Short exercise
From the listing below, copy every line with the word "ffffff".

***** Material shown

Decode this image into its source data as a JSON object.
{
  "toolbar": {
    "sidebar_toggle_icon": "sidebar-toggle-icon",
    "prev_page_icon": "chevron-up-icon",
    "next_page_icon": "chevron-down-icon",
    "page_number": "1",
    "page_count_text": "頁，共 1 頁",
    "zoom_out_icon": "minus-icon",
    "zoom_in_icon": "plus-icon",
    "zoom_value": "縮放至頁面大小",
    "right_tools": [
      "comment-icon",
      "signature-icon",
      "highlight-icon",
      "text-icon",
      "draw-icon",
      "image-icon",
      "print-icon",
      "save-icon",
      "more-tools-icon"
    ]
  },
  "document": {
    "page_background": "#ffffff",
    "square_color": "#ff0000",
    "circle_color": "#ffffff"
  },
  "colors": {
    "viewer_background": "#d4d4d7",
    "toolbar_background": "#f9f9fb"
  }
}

**********

Correct output
    "page_background": "#ffffff",
    "circle_color": "#ffffff"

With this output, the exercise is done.